(Source data)
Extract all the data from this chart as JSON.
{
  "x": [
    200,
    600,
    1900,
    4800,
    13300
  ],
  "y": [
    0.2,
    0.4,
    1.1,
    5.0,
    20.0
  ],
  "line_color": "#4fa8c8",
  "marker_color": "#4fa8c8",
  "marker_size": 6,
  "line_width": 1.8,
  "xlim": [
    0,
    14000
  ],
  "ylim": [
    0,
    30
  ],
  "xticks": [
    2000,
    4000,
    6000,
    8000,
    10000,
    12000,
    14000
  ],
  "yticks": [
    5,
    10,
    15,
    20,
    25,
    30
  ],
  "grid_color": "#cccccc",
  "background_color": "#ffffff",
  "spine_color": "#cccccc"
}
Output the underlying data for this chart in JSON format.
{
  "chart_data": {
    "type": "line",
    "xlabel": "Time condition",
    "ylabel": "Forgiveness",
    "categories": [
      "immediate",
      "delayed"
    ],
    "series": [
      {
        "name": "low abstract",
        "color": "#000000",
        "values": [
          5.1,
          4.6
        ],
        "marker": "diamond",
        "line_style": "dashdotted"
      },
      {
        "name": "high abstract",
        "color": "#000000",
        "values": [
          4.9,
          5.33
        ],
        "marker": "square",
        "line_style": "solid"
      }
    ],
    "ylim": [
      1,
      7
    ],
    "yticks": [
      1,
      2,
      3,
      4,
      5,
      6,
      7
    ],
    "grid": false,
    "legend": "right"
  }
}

### Your objective
Extract the full set of entries word for word.

### Task solution
Extract all the data from this chart as JSON.
{
  "x": [
    200,
    600,
    1900,
    4800,
    13300
  ],
  "y": [
    0.2,
    0.4,
    1.1,
    5.0,
    20.0
  ],
  "line_color": "#4fa8c8",
  "marker_color": "#4fa8c8",
  "marker_size": 6,
  "line_width": 1.8,
  "xlim": [
    0,
    14000
  ],
  "ylim": [
    0,
    30
  ],
  "xticks": [
    2000,
    4000,
    6000,
    8000,
    10000,
    12000,
    14000
  ],
  "yticks": [
    5,
    10,
    15,
    20,
    25,
    30
  ],
  "grid_color": "#cccccc",
  "background_color": "#ffffff",
  "spine_color": "#cccccc"
}
Output the underlying data for this chart in JSON format.
{
  "chart_data": {
    "type": "line",
    "xlabel": "Time condition",
    "ylabel": "Forgiveness",
    "categories": [
      "immediate",
      "delayed"
    ],
    "series": [
      {
        "name": "low abstract",
        "color": "#000000",
        "values": [
          5.1,
          4.6
        ],
        "marker": "diamond",
        "line_style": "dashdotted"
      },
      {
        "name": "high abstract",
        "color": "#000000",
        "values": [
          4.9,
          5.33
        ],
        "marker": "square",
        "line_style": "solid"
      }
    ],
    "ylim": [
      1,
      7
    ],
    "yticks": [
      1,
      2,
      3,
      4,
      5,
      6,
      7
    ],
    "grid": false,
    "legend": "right"
  }
}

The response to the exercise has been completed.